Written exercise: Retype everything in the records from the line containing "tab-model[interactable]: Model (613, 138, 643, 150)" down to the line containing "scrollbar-thumb[interactable] (869, 16, 875, 216)", both lines included, without any changes.

Provided records:
===============
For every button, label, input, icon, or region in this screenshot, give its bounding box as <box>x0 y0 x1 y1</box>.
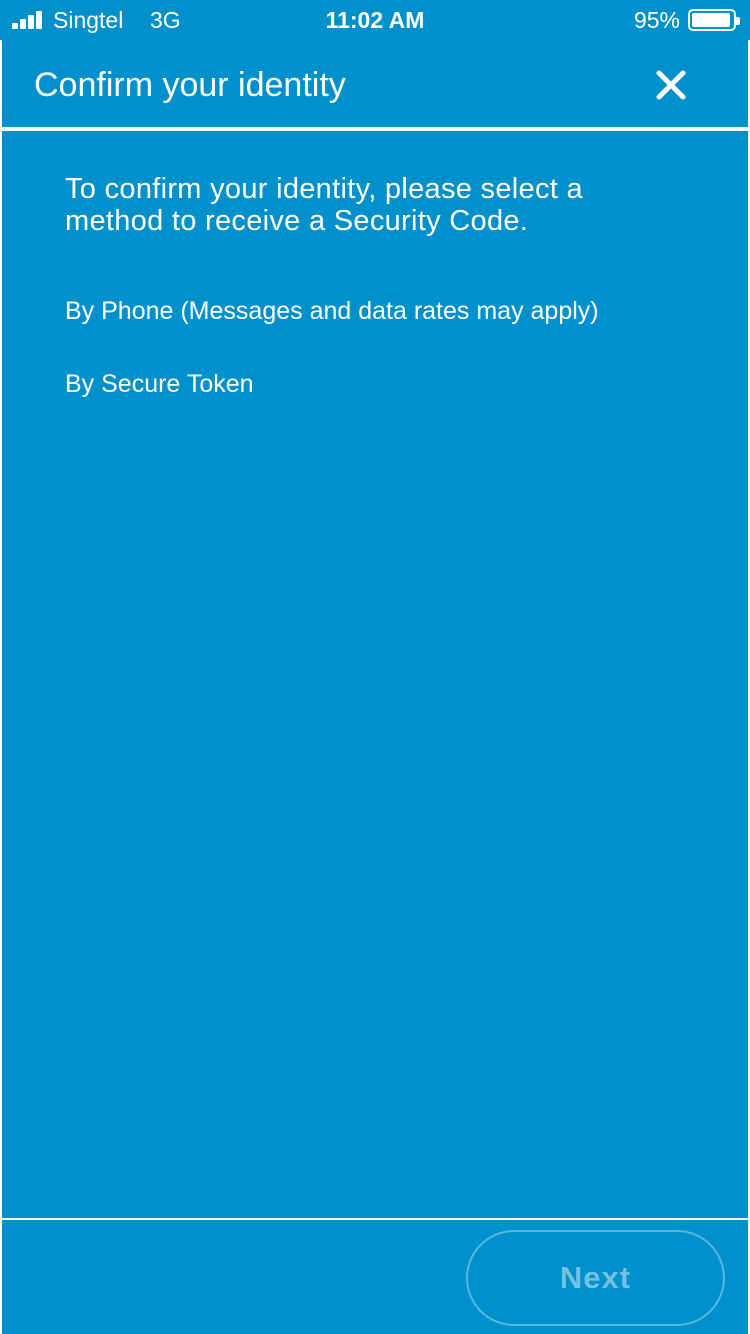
option-by-phone[interactable]: By Phone (Messages and data rates may ap… <box>65 297 599 326</box>
next-button[interactable]: Next <box>466 1230 725 1326</box>
intro-text: To confirm your identity, please select … <box>65 173 583 237</box>
content-area: To confirm your identity, please select … <box>2 131 748 1218</box>
close-button[interactable] <box>648 64 692 108</box>
battery-icon <box>688 9 740 31</box>
confirm-identity-screen: Singtel 3G 11:02 AM 95% Confirm your ide… <box>0 0 750 1334</box>
page-title: Confirm your identity <box>34 66 346 104</box>
battery-percentage: 95% <box>633 7 680 33</box>
close-icon <box>656 70 686 100</box>
option-by-secure-token[interactable]: By Secure Token <box>65 370 254 399</box>
status-bar: Singtel 3G 11:02 AM 95% <box>0 0 750 40</box>
header: Confirm your identity <box>2 40 748 129</box>
footer: Next <box>2 1218 748 1334</box>
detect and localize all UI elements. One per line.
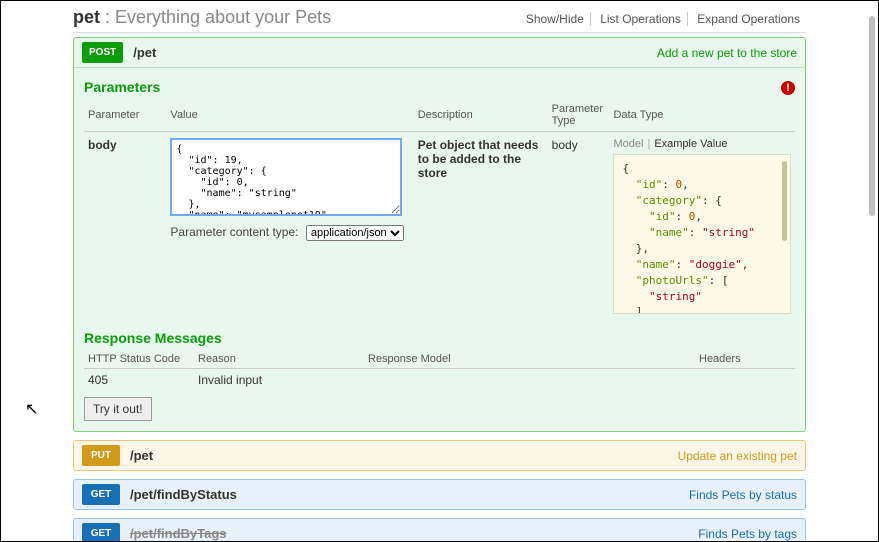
tab-model[interactable]: Model (613, 138, 643, 150)
parameters-heading: Parameters (84, 79, 160, 95)
col-value: Value (166, 99, 413, 132)
endpoint-path[interactable]: /pet/findByStatus (130, 487, 237, 502)
response-messages-table: HTTP Status Code Reason Response Model H… (84, 350, 795, 391)
method-badge: GET (82, 484, 120, 505)
endpoint-summary[interactable]: Finds Pets by status (689, 488, 797, 502)
scrollbar-thumb[interactable] (869, 16, 875, 216)
endpoint-path[interactable]: /pet/findByTags (130, 526, 227, 541)
method-badge: PUT (82, 445, 120, 466)
show-hide-link[interactable]: Show/Hide (520, 12, 591, 26)
section-header: pet : Everything about your Pets Show/Hi… (73, 7, 806, 33)
example-scrollbar[interactable] (782, 161, 787, 241)
expand-operations-link[interactable]: Expand Operations (691, 12, 806, 26)
col-ptype: Parameter Type (548, 99, 610, 132)
operation-header[interactable]: GET /pet/findByStatus Finds Pets by stat… (74, 480, 805, 509)
col-parameter: Parameter (84, 99, 166, 132)
content-type-row: Parameter content type: application/json (170, 225, 409, 241)
try-it-out-button[interactable]: Try it out! (84, 397, 152, 421)
list-operations-link[interactable]: List Operations (594, 12, 688, 26)
warning-icon[interactable]: ! (781, 81, 795, 95)
operation-post-pet: POST /pet Add a new pet to the store Par… (73, 37, 806, 432)
parameters-table: Parameter Value Description Parameter Ty… (84, 99, 795, 320)
param-type: body (548, 132, 610, 321)
endpoint-summary[interactable]: Add a new pet to the store (657, 46, 797, 60)
param-description: Pet object that needs to be added to the… (414, 132, 548, 321)
status-code: 405 (84, 369, 194, 392)
operation-get-findbytags: GET /pet/findByTags Finds Pets by tags (73, 518, 806, 542)
section-desc: : Everything about your Pets (105, 7, 331, 27)
section-tag[interactable]: pet (73, 7, 100, 27)
endpoint-path[interactable]: /pet (133, 45, 156, 60)
section-title: pet : Everything about your Pets (73, 7, 331, 28)
rcol-headers: Headers (695, 350, 795, 369)
endpoint-summary[interactable]: Update an existing pet (678, 449, 797, 463)
col-description: Description (414, 99, 548, 132)
operation-body: Parameters ! Parameter Value Description… (74, 68, 805, 431)
tab-example-value[interactable]: Example Value (654, 138, 727, 150)
table-row: 405 Invalid input (84, 369, 795, 392)
endpoint-summary[interactable]: Finds Pets by tags (698, 527, 797, 541)
datatype-tabs: Model|Example Value (613, 138, 791, 150)
col-dtype: Data Type (609, 99, 795, 132)
content-type-label: Parameter content type: (170, 225, 298, 239)
operation-header[interactable]: PUT /pet Update an existing pet (74, 441, 805, 470)
ops-links: Show/Hide List Operations Expand Operati… (520, 12, 806, 26)
example-value-box[interactable]: { "id": 0, "category": { "id": 0, "name"… (613, 154, 791, 314)
table-row: body Parameter content type: application… (84, 132, 795, 321)
operation-get-findbystatus: GET /pet/findByStatus Finds Pets by stat… (73, 479, 806, 510)
method-badge: GET (82, 523, 120, 542)
body-input[interactable] (170, 138, 402, 216)
endpoint-path[interactable]: /pet (130, 448, 153, 463)
operation-put-pet: PUT /pet Update an existing pet (73, 440, 806, 471)
operation-header[interactable]: POST /pet Add a new pet to the store (74, 38, 805, 68)
status-reason: Invalid input (194, 369, 364, 392)
content-type-select[interactable]: application/json (306, 225, 404, 241)
response-messages-heading: Response Messages (84, 330, 795, 346)
operation-header[interactable]: GET /pet/findByTags Finds Pets by tags (74, 519, 805, 542)
rcol-model: Response Model (364, 350, 695, 369)
rcol-reason: Reason (194, 350, 364, 369)
method-badge: POST (82, 42, 123, 63)
param-name: body (84, 132, 166, 321)
rcol-code: HTTP Status Code (84, 350, 194, 369)
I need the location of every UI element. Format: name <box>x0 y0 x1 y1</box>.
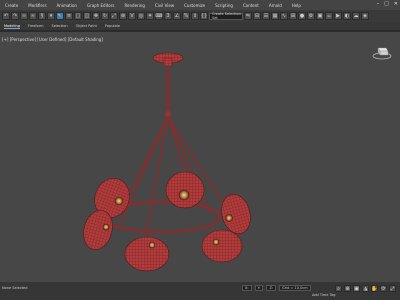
mirror-icon[interactable]: ⇋ <box>244 12 252 20</box>
maximize-viewport-icon[interactable]: ⤢ <box>389 285 396 292</box>
selection-set-dropdown[interactable]: Create Selection Set <box>209 12 243 20</box>
render-cloud-icon[interactable]: ☁ <box>352 12 360 20</box>
z-coordinate-field[interactable]: Z: <box>266 285 277 291</box>
menu-item-customize[interactable]: Customize <box>179 3 210 8</box>
menu-item-arnold[interactable]: Arnold <box>264 3 287 8</box>
minimize-icon[interactable]: – <box>377 1 380 7</box>
snaps-toggle-icon[interactable]: 3 <box>164 12 172 20</box>
a360-gallery-icon[interactable]: ◈ <box>361 12 369 20</box>
render-setup-icon[interactable]: ⚙ <box>307 12 315 20</box>
menu-item-animation[interactable]: Animation <box>52 3 82 8</box>
material-editor-icon[interactable]: ● <box>298 12 306 20</box>
unlink-icon[interactable]: ≈ <box>29 12 37 20</box>
menu-item-help[interactable]: Help <box>287 3 306 8</box>
perspective-viewport[interactable]: [+] [Perspective] [User Defined] [Defaul… <box>0 32 400 282</box>
render-production-icon[interactable]: ☕ <box>325 12 333 20</box>
spinner-snap-icon[interactable]: ⇕ <box>191 12 199 20</box>
tab-selection[interactable]: Selection <box>52 24 68 28</box>
coordinate-display: X: Y: Z: Grid = 10,0cm <box>242 285 311 291</box>
angle-snap-icon[interactable]: ∠ <box>173 12 181 20</box>
x-coordinate-field[interactable]: X: <box>242 285 252 291</box>
select-object-icon[interactable]: ↖ <box>56 12 64 20</box>
chandelier-model[interactable] <box>0 32 400 282</box>
tab-object-paint[interactable]: Object Paint <box>76 24 97 28</box>
menu-item-graph-editors[interactable]: Graph Editors <box>82 3 119 8</box>
undo-icon[interactable]: ↶ <box>2 12 10 20</box>
zoom-extents-icon[interactable]: ▣ <box>353 285 360 292</box>
viewcube-icon[interactable] <box>372 42 392 62</box>
menu-item-content[interactable]: Content <box>238 3 264 8</box>
reference-coordinate-icon[interactable]: V <box>128 12 136 20</box>
scale-icon[interactable]: ⤢ <box>110 12 118 20</box>
main-toolbar: ↶ ↷ ∞ ≈ § ▾ ↖ ≡ □ ◫ ✥ ↻ ⤢ ⊕ V ◎ ✦ ⌨ 3 ∠ … <box>0 10 400 22</box>
menu-item-rendering[interactable]: Rendering <box>119 3 149 8</box>
add-time-tag-button[interactable]: Add Time Tag <box>312 293 336 297</box>
curve-editor-icon[interactable]: ∿ <box>280 12 288 20</box>
selection-status: None Selected <box>2 286 28 290</box>
tab-modeling[interactable]: Modeling <box>4 24 20 29</box>
menu-item-modifiers[interactable]: Modifiers <box>23 3 51 8</box>
rectangle-selection-icon[interactable]: □ <box>74 12 82 20</box>
zoom-icon[interactable]: ⌕ <box>335 285 342 292</box>
maximize-icon[interactable]: □ <box>384 1 389 7</box>
menu-item-create[interactable]: Create <box>0 3 23 8</box>
toggle-ribbon-icon[interactable]: ▦ <box>271 12 279 20</box>
selection-filter-icon[interactable]: ▾ <box>47 12 55 20</box>
viewport-label[interactable]: [+] [Perspective] [User Defined] [Defaul… <box>2 37 103 42</box>
pan-icon[interactable]: ✋ <box>371 285 378 292</box>
redo-icon[interactable]: ↷ <box>11 12 19 20</box>
select-manipulate-icon[interactable]: ✦ <box>146 12 154 20</box>
move-icon[interactable]: ✥ <box>92 12 100 20</box>
render-activeshade-icon[interactable]: ◐ <box>343 12 351 20</box>
link-icon[interactable]: ∞ <box>20 12 28 20</box>
select-by-name-icon[interactable]: ≡ <box>65 12 73 20</box>
ribbon: Modeling Freeform Selection Object Paint… <box>0 22 400 30</box>
grid-size: Grid = 10,0cm <box>279 285 311 291</box>
zoom-all-icon[interactable]: ⊕ <box>344 285 351 292</box>
keyboard-shortcut-icon[interactable]: ⌨ <box>155 12 163 20</box>
render-iterative-icon[interactable]: ▶ <box>334 12 342 20</box>
close-icon[interactable]: ✕ <box>394 1 398 7</box>
rendered-frame-window-icon[interactable]: ▣ <box>316 12 324 20</box>
schematic-view-icon[interactable]: ⊞ <box>289 12 297 20</box>
window-crossing-icon[interactable]: ◫ <box>83 12 91 20</box>
percent-snap-icon[interactable]: % <box>182 12 190 20</box>
menu-item-scripting[interactable]: Scripting <box>210 3 238 8</box>
navigation-controls: ⌕ ⊕ ▣ ◮ ✋ ⟳ ⤢ <box>335 285 396 292</box>
status-bar: None Selected X: Y: Z: Grid = 10,0cm Add… <box>0 282 400 300</box>
menu-item-civil-view[interactable]: Civil View <box>150 3 179 8</box>
orbit-icon[interactable]: ⟳ <box>380 285 387 292</box>
rotate-icon[interactable]: ↻ <box>101 12 109 20</box>
bind-spacewarp-icon[interactable]: § <box>38 12 46 20</box>
align-icon[interactable]: ⊟ <box>253 12 261 20</box>
tab-populate[interactable]: Populate <box>105 24 120 28</box>
layer-explorer-icon[interactable]: ☰ <box>262 12 270 20</box>
field-of-view-icon[interactable]: ◮ <box>362 285 369 292</box>
place-icon[interactable]: ⊕ <box>119 12 127 20</box>
y-coordinate-field[interactable]: Y: <box>254 285 264 291</box>
pivot-center-icon[interactable]: ◎ <box>137 12 145 20</box>
menu-bar: Create Modifiers Animation Graph Editors… <box>0 0 400 10</box>
tab-freeform[interactable]: Freeform <box>28 24 44 28</box>
edit-named-selection-icon[interactable]: {} <box>200 12 208 20</box>
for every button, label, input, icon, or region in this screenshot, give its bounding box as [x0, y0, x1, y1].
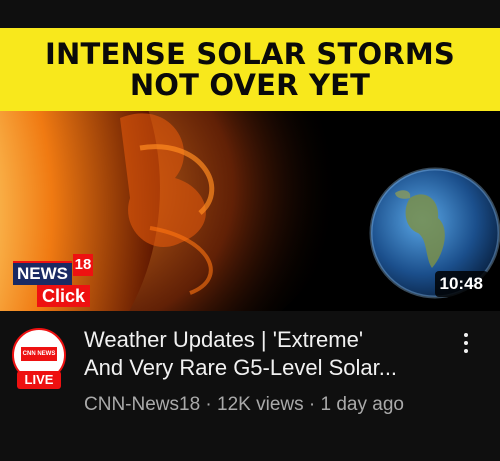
logo-number: 18 — [73, 254, 93, 276]
video-title-line-2: And Very Rare G5-Level Solar... — [84, 355, 398, 380]
video-title[interactable]: Weather Updates | 'Extreme' And Very Rar… — [84, 326, 444, 382]
live-badge: LIVE — [17, 371, 61, 389]
avatar-logo-text: CNN NEWS 18 — [21, 347, 57, 371]
more-options-button[interactable] — [456, 330, 476, 356]
news18-click-logo: NEWS 18 Click — [13, 254, 93, 308]
headline-banner: INTENSE SOLAR STORMS NOT OVER YET — [0, 28, 500, 111]
video-title-line-1: Weather Updates | 'Extreme' — [84, 327, 364, 352]
more-vert-icon — [464, 333, 468, 337]
video-thumbnail[interactable]: INTENSE SOLAR STORMS NOT OVER YET NEWS 1… — [0, 28, 500, 311]
headline-line-2: NOT OVER YET — [129, 67, 371, 102]
headline-line-1: INTENSE SOLAR STORMS — [45, 36, 455, 71]
video-duration: 10:48 — [434, 271, 488, 297]
logo-click-text: Click — [37, 285, 91, 307]
video-meta: CNN-News18 · 12K views · 1 day ago — [84, 394, 404, 415]
logo-news-text: NEWS — [13, 261, 72, 285]
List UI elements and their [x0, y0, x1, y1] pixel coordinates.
===============
Response for this exercise:
tab-model[interactable]: Model (613, 138, 643, 150)
parameters-heading: Parameters (84, 79, 160, 95)
col-value: Value (166, 99, 413, 132)
endpoint-path[interactable]: /pet/findByStatus (130, 487, 237, 502)
response-messages-table: HTTP Status Code Reason Response Model H… (84, 350, 795, 391)
method-badge: GET (82, 484, 120, 505)
endpoint-summary[interactable]: Finds Pets by status (689, 488, 797, 502)
scrollbar-thumb[interactable] (869, 16, 875, 216)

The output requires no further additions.